* REQUIREMENTS *
Make an exact copy of the data below, leaving out every picture.

* Rows from a figure dataset *
......
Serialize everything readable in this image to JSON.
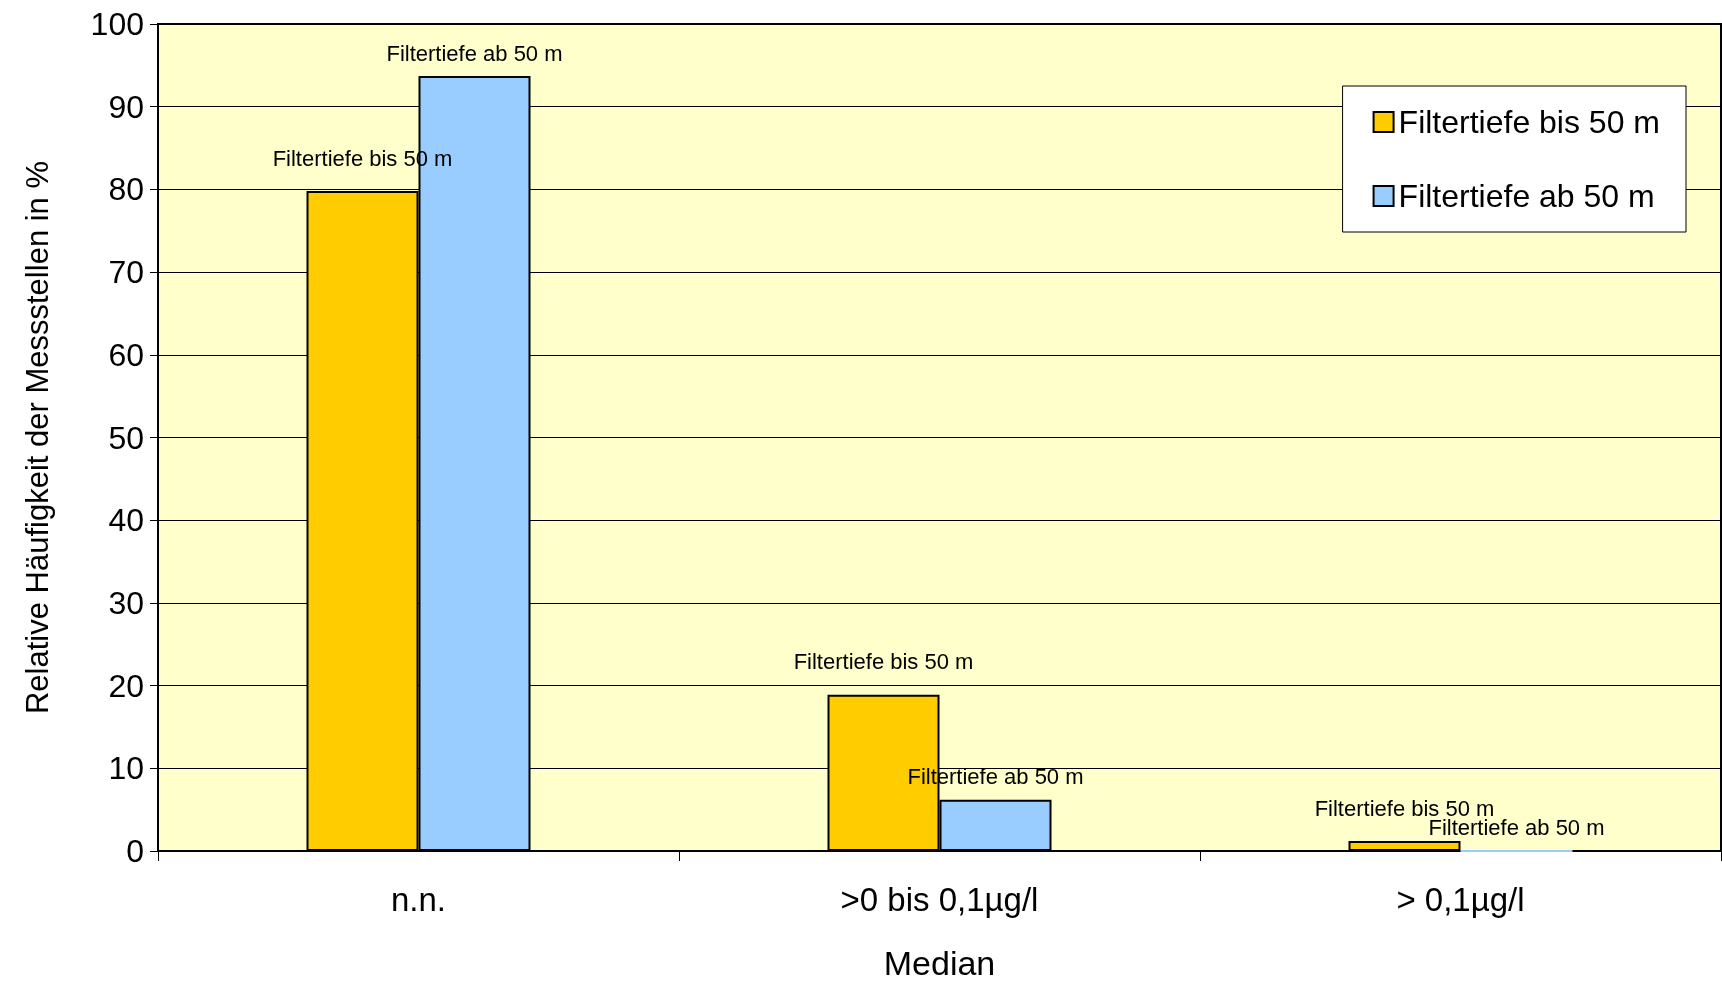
{
  "chart_data": {
    "type": "bar",
    "xlabel": "Median",
    "ylabel": "Relative Häufigkeit der Messstellen in %",
    "categories": [
      "n.n.",
      ">0 bis 0,1µg/l",
      "> 0,1µg/l"
    ],
    "series": [
      {
        "name": "Filtertiefe bis 50 m",
        "color": "#ffcc00",
        "values": [
          79.8,
          18.9,
          1.2
        ],
        "value_labels": [
          "Filtertiefe bis 50 m",
          "Filtertiefe bis 50 m",
          "Filtertiefe bis 50 m"
        ]
      },
      {
        "name": "Filtertiefe ab 50 m",
        "color": "#99ccff",
        "values": [
          93.7,
          6.2,
          0
        ],
        "value_labels": [
          "Filtertiefe ab 50 m",
          "Filtertiefe ab 50 m",
          "Filtertiefe ab 50 m"
        ]
      }
    ],
    "ylim": [
      0,
      100
    ],
    "yticks": [
      0,
      10,
      20,
      30,
      40,
      50,
      60,
      70,
      80,
      90,
      100
    ],
    "grid": "y",
    "legend": "top right"
  }
}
......
* EXERCISE RESULT *
Serialize everything readable in this image to JSON.
{
  "chart_data": {
    "type": "bar",
    "xlabel": "Median",
    "ylabel": "Relative Häufigkeit der Messstellen in %",
    "categories": [
      "n.n.",
      ">0 bis 0,1µg/l",
      "> 0,1µg/l"
    ],
    "series": [
      {
        "name": "Filtertiefe bis 50 m",
        "color": "#ffcc00",
        "values": [
          79.8,
          18.9,
          1.2
        ],
        "value_labels": [
          "Filtertiefe bis 50 m",
          "Filtertiefe bis 50 m",
          "Filtertiefe bis 50 m"
        ]
      },
      {
        "name": "Filtertiefe ab 50 m",
        "color": "#99ccff",
        "values": [
          93.7,
          6.2,
          0
        ],
        "value_labels": [
          "Filtertiefe ab 50 m",
          "Filtertiefe ab 50 m",
          "Filtertiefe ab 50 m"
        ]
      }
    ],
    "ylim": [
      0,
      100
    ],
    "yticks": [
      0,
      10,
      20,
      30,
      40,
      50,
      60,
      70,
      80,
      90,
      100
    ],
    "grid": "y",
    "legend": "top right"
  }
}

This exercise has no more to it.